Repeat every line of the listing below exactly, minus the pictures.

***** RECORDS PROVIDED

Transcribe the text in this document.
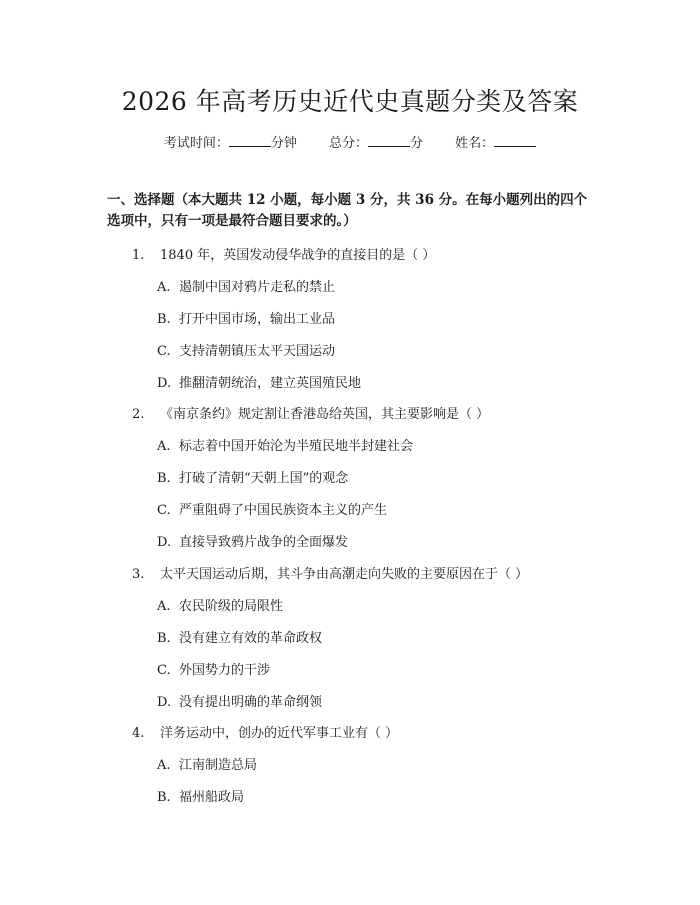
2026 年高考历史近代史真题分类及答案
考试时间：	分钟 总分：	分 姓名：
一、选择题（本大题共 12 小题，每小题 3 分，共 36 分。在每小题列出的四个选项中，只有一项是最符合题目要求的。）
1. 1840 年，英国发动侵华战争的直接目的是（ ）
A. 遏制中国对鸦片走私的禁止
B. 打开中国市场，输出工业品
C. 支持清朝镇压太平天国运动
D. 推翻清朝统治，建立英国殖民地
2. 《南京条约》规定割让香港岛给英国，其主要影响是（ ）
A. 标志着中国开始沦为半殖民地半封建社会
B. 打破了清朝“天朝上国”的观念
C. 严重阻碍了中国民族资本主义的产生
D. 直接导致鸦片战争的全面爆发
3. 太平天国运动后期，其斗争由高潮走向失败的主要原因在于（ ）
A. 农民阶级的局限性
B. 没有建立有效的革命政权
C. 外国势力的干涉
D. 没有提出明确的革命纲领
4. 洋务运动中，创办的近代军事工业有（ ）
A. 江南制造总局
B. 福州船政局
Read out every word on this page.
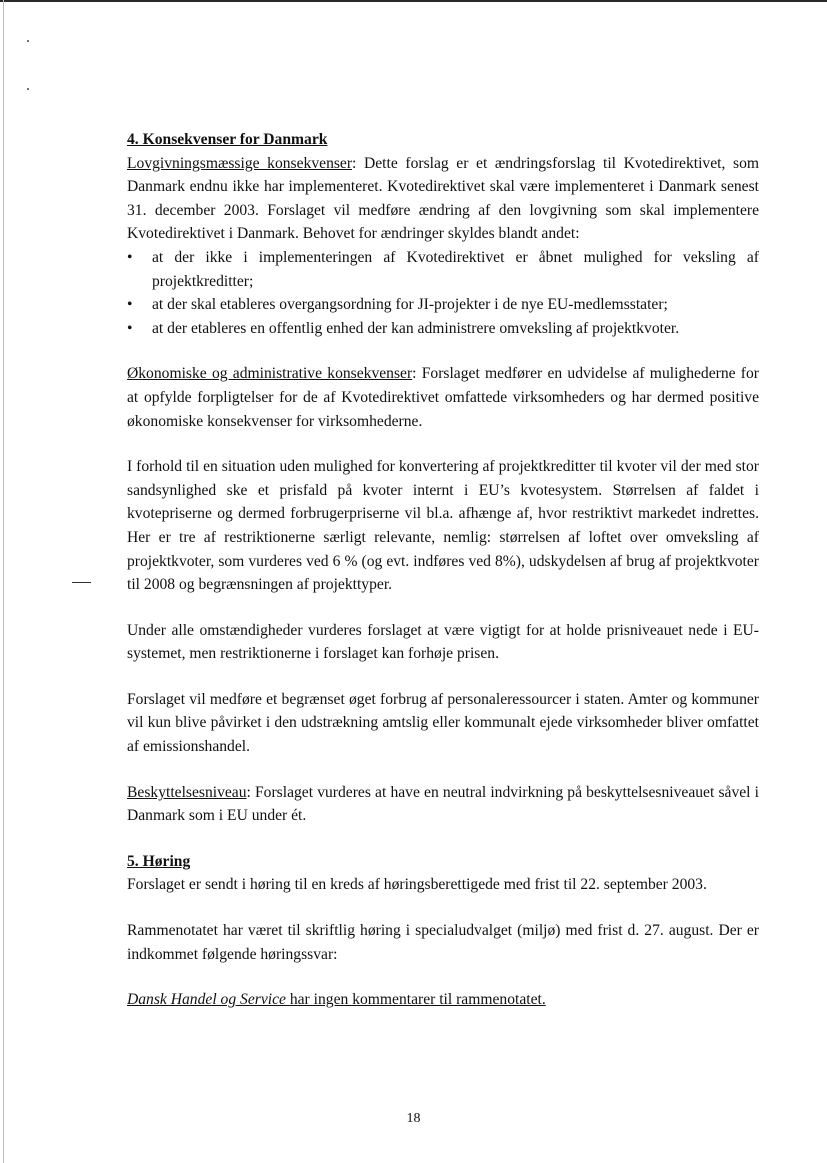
4. Konsekvenser for Danmark

Lovgivningsmæssige konsekvenser: Dette forslag er et ændringsforslag til Kvotedirektivet, som Danmark endnu ikke har implementeret. Kvotedirektivet skal være implementeret i Danmark senest 31. december 2003. Forslaget vil medføre ændring af den lovgivning som skal implementere Kvotedirektivet i Danmark. Behovet for ændringer skyldes blandt andet:

• at der ikke i implementeringen af Kvotedirektivet er åbnet mulighed for veksling af projektkreditter;
• at der skal etableres overgangsordning for JI-projekter i de nye EU-medlemsstater;
• at der etableres en offentlig enhed der kan administrere omveksling af projektkvoter.

Økonomiske og administrative konsekvenser: Forslaget medfører en udvidelse af mulighederne for at opfylde forpligtelser for de af Kvotedirektivet omfattede virksomheders og har dermed positive økonomiske konsekvenser for virksomhederne.

I forhold til en situation uden mulighed for konvertering af projektkreditter til kvoter vil der med stor sandsynlighed ske et prisfald på kvoter internt i EU’s kvotesystem. Størrelsen af faldet i kvotepriserne og dermed forbrugerpriserne vil bl.a. afhænge af, hvor restriktivt markedet indrettes. Her er tre af restriktionerne særligt relevante, nemlig: størrelsen af loftet over omveksling af projektkvoter, som vurderes ved 6 % (og evt. indføres ved 8%), udskydelsen af brug af projektkvoter til 2008 og begrænsningen af projekttyper.

Under alle omstændigheder vurderes forslaget at være vigtigt for at holde prisniveauet nede i EU-systemet, men restriktionerne i forslaget kan forhøje prisen.

Forslaget vil medføre et begrænset øget forbrug af personaleressourcer i staten. Amter og kommuner vil kun blive påvirket i den udstrækning amtslig eller kommunalt ejede virksomheder bliver omfattet af emissionshandel.

Beskyttelsesniveau: Forslaget vurderes at have en neutral indvirkning på beskyttelsesniveauet såvel i Danmark som i EU under ét.

5. Høring

Forslaget er sendt i høring til en kreds af høringsberettigede med frist til 22. september 2003.

Rammenotatet har været til skriftlig høring i specialudvalget (miljø) med frist d. 27. august. Der er indkommet følgende høringssvar:

Dansk Handel og Service har ingen kommentarer til rammenotatet.

18
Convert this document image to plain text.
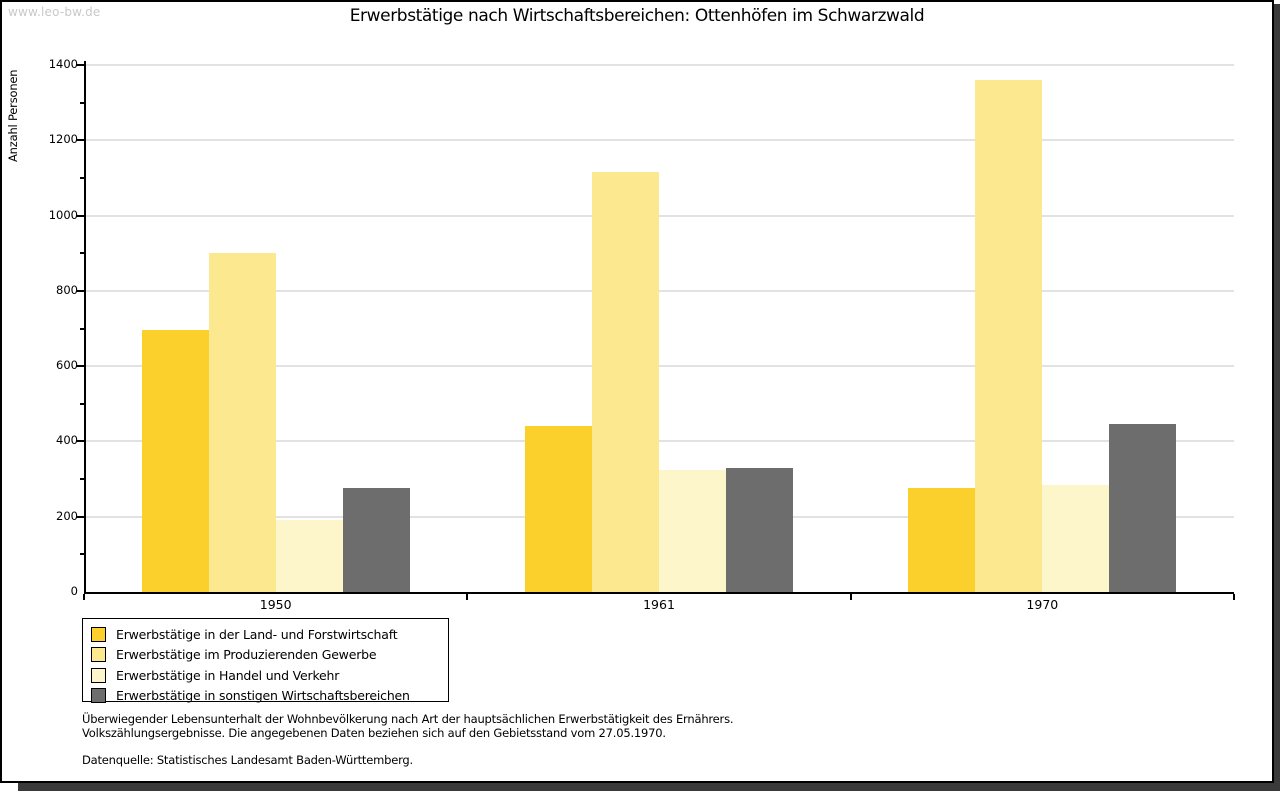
www.leo-bw.de	Erwerbstätige nach Wirtschaftsbereichen: Ottenhöfen im Schwarzwald
Anzahl Personen
0
200
400
600
800
1000
1200
1400
Erwerbstätige in der Land- und Forstwirtschaft
Erwerbstätige im Produzierenden Gewerbe
Erwerbstätige in Handel und Verkehr
Erwerbstätige in sonstigen Wirtschaftsbereichen

Überwiegender Lebensunterhalt der Wohnbevölkerung nach Art der hauptsächlichen Erwerbstätigkeit des Ernährers.

Volkszählungsergebnisse. Die angegebenen Daten beziehen sich auf den Gebietsstand vom 27.05.1970.

Datenquelle: Statistisches Landesamt Baden-Württemberg.

1950	1961	1970
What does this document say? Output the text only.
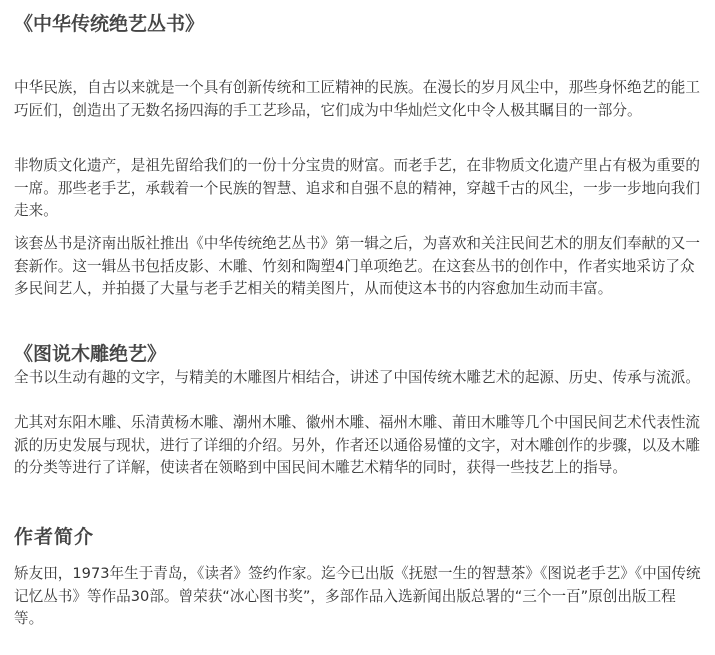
《中华传统绝艺丛书》

中华民族，自古以来就是一个具有创新传统和工匠精神的民族。在漫长的岁月风尘中，那些身怀绝艺的能工巧匠们，创造出了无数名扬四海的手工艺珍品，它们成为中华灿烂文化中令人极其瞩目的一部分。

非物质文化遗产，是祖先留给我们的一份十分宝贵的财富。而老手艺，在非物质文化遗产里占有极为重要的一席。那些老手艺，承载着一个民族的智慧、追求和自强不息的精神，穿越千古的风尘，一步一步地向我们走来。

该套丛书是济南出版社推出《中华传统绝艺丛书》第一辑之后，为喜欢和关注民间艺术的朋友们奉献的又一套新作。这一辑丛书包括皮影、木雕、竹刻和陶塑4门单项绝艺。在这套丛书的创作中，作者实地采访了众多民间艺人，并拍摄了大量与老手艺相关的精美图片，从而使这本书的内容愈加生动而丰富。

《图说木雕绝艺》

全书以生动有趣的文字，与精美的木雕图片相结合，讲述了中国传统木雕艺术的起源、历史、传承与流派。

尤其对东阳木雕、乐清黄杨木雕、潮州木雕、徽州木雕、福州木雕、莆田木雕等几个中国民间艺术代表性流派的历史发展与现状，进行了详细的介绍。另外，作者还以通俗易懂的文字，对木雕创作的步骤，以及木雕的分类等进行了详解，使读者在领略到中国民间木雕艺术精华的同时，获得一些技艺上的指导。

作者简介

矫友田，1973年生于青岛，《读者》签约作家。迄今已出版《抚慰一生的智慧茶》《图说老手艺》《中国传统记忆丛书》等作品30部。曾荣获“冰心图书奖”，多部作品入选新闻出版总署的“三个一百”原创出版工程等。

**********

[RESPONSE TO THE TASK]:
Transcribe the text in this document.
2026 年高考历史近代史真题分类及答案
考试时间：	分钟 总分：	分 姓名：
一、选择题（本大题共 12 小题，每小题 3 分，共 36 分。在每小题列出的四个选项中，只有一项是最符合题目要求的。）
1. 1840 年，英国发动侵华战争的直接目的是（ ）
A. 遏制中国对鸦片走私的禁止
B. 打开中国市场，输出工业品
C. 支持清朝镇压太平天国运动
D. 推翻清朝统治，建立英国殖民地
2. 《南京条约》规定割让香港岛给英国，其主要影响是（ ）
A. 标志着中国开始沦为半殖民地半封建社会
B. 打破了清朝“天朝上国”的观念
C. 严重阻碍了中国民族资本主义的产生
D. 直接导致鸦片战争的全面爆发
3. 太平天国运动后期，其斗争由高潮走向失败的主要原因在于（ ）
A. 农民阶级的局限性
B. 没有建立有效的革命政权
C. 外国势力的干涉
D. 没有提出明确的革命纲领
4. 洋务运动中，创办的近代军事工业有（ ）
A. 江南制造总局
B. 福州船政局
Read out every word on this page.
4. Konsekvenser for Danmark

Lovgivningsmæssige konsekvenser: Dette forslag er et ændringsforslag til Kvotedirektivet, som Danmark endnu ikke har implementeret. Kvotedirektivet skal være implementeret i Danmark senest 31. december 2003. Forslaget vil medføre ændring af den lovgivning som skal implementere Kvotedirektivet i Danmark. Behovet for ændringer skyldes blandt andet:

• at der ikke i implementeringen af Kvotedirektivet er åbnet mulighed for veksling af projektkreditter;
• at der skal etableres overgangsordning for JI-projekter i de nye EU-medlemsstater;
• at der etableres en offentlig enhed der kan administrere omveksling af projektkvoter.

Økonomiske og administrative konsekvenser: Forslaget medfører en udvidelse af mulighederne for at opfylde forpligtelser for de af Kvotedirektivet omfattede virksomheders og har dermed positive økonomiske konsekvenser for virksomhederne.

I forhold til en situation uden mulighed for konvertering af projektkreditter til kvoter vil der med stor sandsynlighed ske et prisfald på kvoter internt i EU’s kvotesystem. Størrelsen af faldet i kvotepriserne og dermed forbrugerpriserne vil bl.a. afhænge af, hvor restriktivt markedet indrettes. Her er tre af restriktionerne særligt relevante, nemlig: størrelsen af loftet over omveksling af projektkvoter, som vurderes ved 6 % (og evt. indføres ved 8%), udskydelsen af brug af projektkvoter til 2008 og begrænsningen af projekttyper.

Under alle omstændigheder vurderes forslaget at være vigtigt for at holde prisniveauet nede i EU-systemet, men restriktionerne i forslaget kan forhøje prisen.

Forslaget vil medføre et begrænset øget forbrug af personaleressourcer i staten. Amter og kommuner vil kun blive påvirket i den udstrækning amtslig eller kommunalt ejede virksomheder bliver omfattet af emissionshandel.

Beskyttelsesniveau: Forslaget vurderes at have en neutral indvirkning på beskyttelsesniveauet såvel i Danmark som i EU under ét.

5. Høring

Forslaget er sendt i høring til en kreds af høringsberettigede med frist til 22. september 2003.

Rammenotatet har været til skriftlig høring i specialudvalget (miljø) med frist d. 27. august. Der er indkommet følgende høringssvar:

Dansk Handel og Service har ingen kommentarer til rammenotatet.

18
Convert this document image to plain text.
www.leo-bw.de	Erwerbstätige nach Wirtschaftsbereichen: Ottenhöfen im Schwarzwald
Anzahl Personen
0
200
400
600
800
1000
1200
1400
Erwerbstätige in der Land- und Forstwirtschaft
Erwerbstätige im Produzierenden Gewerbe
Erwerbstätige in Handel und Verkehr
Erwerbstätige in sonstigen Wirtschaftsbereichen

Überwiegender Lebensunterhalt der Wohnbevölkerung nach Art der hauptsächlichen Erwerbstätigkeit des Ernährers.

Volkszählungsergebnisse. Die angegebenen Daten beziehen sich auf den Gebietsstand vom 27.05.1970.

Datenquelle: Statistisches Landesamt Baden-Württemberg.

1950	1961	1970
What does this document say? Output the text only.
《中华传统绝艺丛书》

中华民族，自古以来就是一个具有创新传统和工匠精神的民族。在漫长的岁月风尘中，那些身怀绝艺的能工巧匠们，创造出了无数名扬四海的手工艺珍品，它们成为中华灿烂文化中令人极其瞩目的一部分。

非物质文化遗产，是祖先留给我们的一份十分宝贵的财富。而老手艺，在非物质文化遗产里占有极为重要的一席。那些老手艺，承载着一个民族的智慧、追求和自强不息的精神，穿越千古的风尘，一步一步地向我们走来。

该套丛书是济南出版社推出《中华传统绝艺丛书》第一辑之后，为喜欢和关注民间艺术的朋友们奉献的又一套新作。这一辑丛书包括皮影、木雕、竹刻和陶塑4门单项绝艺。在这套丛书的创作中，作者实地采访了众多民间艺人，并拍摄了大量与老手艺相关的精美图片，从而使这本书的内容愈加生动而丰富。

《图说木雕绝艺》

全书以生动有趣的文字，与精美的木雕图片相结合，讲述了中国传统木雕艺术的起源、历史、传承与流派。

尤其对东阳木雕、乐清黄杨木雕、潮州木雕、徽州木雕、福州木雕、莆田木雕等几个中国民间艺术代表性流派的历史发展与现状，进行了详细的介绍。另外，作者还以通俗易懂的文字，对木雕创作的步骤，以及木雕的分类等进行了详解，使读者在领略到中国民间木雕艺术精华的同时，获得一些技艺上的指导。

作者简介

矫友田，1973年生于青岛，《读者》签约作家。迄今已出版《抚慰一生的智慧茶》《图说老手艺》《中国传统记忆丛书》等作品30部。曾荣获“冰心图书奖”，多部作品入选新闻出版总署的“三个一百”原创出版工程等。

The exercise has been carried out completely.